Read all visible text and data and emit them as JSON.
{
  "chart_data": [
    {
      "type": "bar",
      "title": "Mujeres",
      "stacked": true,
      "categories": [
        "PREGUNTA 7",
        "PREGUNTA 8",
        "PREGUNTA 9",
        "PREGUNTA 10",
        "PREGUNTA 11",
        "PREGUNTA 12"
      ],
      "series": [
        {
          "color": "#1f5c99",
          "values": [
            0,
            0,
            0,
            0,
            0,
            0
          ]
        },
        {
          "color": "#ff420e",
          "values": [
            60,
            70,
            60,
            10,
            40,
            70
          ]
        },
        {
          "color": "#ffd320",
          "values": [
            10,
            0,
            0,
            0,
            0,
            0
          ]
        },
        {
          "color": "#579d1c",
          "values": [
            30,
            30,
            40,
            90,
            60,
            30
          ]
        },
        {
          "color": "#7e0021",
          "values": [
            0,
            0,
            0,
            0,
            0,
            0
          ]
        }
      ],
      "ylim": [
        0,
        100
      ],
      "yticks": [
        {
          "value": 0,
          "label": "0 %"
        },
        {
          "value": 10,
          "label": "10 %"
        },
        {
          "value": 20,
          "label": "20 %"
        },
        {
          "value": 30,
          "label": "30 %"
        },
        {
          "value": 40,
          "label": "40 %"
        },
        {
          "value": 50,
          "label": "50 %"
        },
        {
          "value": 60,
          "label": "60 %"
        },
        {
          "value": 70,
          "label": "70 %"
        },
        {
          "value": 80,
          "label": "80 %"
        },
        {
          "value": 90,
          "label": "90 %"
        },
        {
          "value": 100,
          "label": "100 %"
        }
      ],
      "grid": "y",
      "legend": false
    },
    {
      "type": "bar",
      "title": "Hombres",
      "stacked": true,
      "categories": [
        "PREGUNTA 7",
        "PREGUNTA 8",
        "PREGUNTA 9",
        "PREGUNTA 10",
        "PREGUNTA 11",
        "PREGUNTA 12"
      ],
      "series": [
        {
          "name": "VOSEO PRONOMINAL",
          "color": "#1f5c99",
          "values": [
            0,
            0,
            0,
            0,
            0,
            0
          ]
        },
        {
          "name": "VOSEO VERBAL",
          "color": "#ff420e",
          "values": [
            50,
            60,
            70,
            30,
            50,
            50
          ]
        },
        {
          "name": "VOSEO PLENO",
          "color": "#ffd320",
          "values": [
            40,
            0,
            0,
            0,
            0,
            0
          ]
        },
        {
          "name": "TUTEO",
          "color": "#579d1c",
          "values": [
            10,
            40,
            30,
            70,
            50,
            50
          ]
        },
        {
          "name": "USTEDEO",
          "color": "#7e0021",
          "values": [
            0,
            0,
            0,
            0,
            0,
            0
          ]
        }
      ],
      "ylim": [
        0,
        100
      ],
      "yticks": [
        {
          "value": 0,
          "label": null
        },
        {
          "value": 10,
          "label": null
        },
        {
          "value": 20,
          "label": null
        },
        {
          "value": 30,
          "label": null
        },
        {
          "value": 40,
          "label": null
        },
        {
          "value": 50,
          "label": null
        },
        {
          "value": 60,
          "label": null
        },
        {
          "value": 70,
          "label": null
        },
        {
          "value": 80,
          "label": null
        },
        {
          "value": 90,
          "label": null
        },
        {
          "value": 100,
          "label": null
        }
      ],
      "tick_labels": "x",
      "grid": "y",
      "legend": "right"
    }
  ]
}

***

**Task prompt:**
Sift the material for lines with the string "name". Copy each one found.

**Reply:**
          "name": "VOSEO PRONOMINAL",
          "name": "VOSEO VERBAL",
          "name": "VOSEO PLENO",
          "name": "TUTEO",
          "name": "USTEDEO",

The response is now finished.